WRITTEN PROBLEM
Filter the entries, keeping every line with the word "this".

[Begin THE RECORDS]

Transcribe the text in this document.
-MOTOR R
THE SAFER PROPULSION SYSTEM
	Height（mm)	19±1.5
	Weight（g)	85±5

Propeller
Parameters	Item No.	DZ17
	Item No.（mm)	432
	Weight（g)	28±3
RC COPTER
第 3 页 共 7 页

[End THE RECORDS]
[Begin THE RECORDS]

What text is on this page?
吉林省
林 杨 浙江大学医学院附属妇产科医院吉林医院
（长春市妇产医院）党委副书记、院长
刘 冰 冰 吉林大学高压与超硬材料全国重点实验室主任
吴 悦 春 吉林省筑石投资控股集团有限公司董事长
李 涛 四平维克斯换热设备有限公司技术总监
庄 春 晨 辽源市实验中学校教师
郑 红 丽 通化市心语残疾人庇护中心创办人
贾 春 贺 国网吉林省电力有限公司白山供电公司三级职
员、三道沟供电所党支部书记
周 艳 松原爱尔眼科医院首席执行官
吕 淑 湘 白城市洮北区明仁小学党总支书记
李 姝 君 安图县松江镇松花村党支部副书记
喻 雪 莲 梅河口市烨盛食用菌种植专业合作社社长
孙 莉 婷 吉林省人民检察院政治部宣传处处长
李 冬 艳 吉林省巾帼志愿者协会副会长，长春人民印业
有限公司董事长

[End THE RECORDS]

ANSWER TO THE TASK
Transcribe the text in this document.
What text is on this page?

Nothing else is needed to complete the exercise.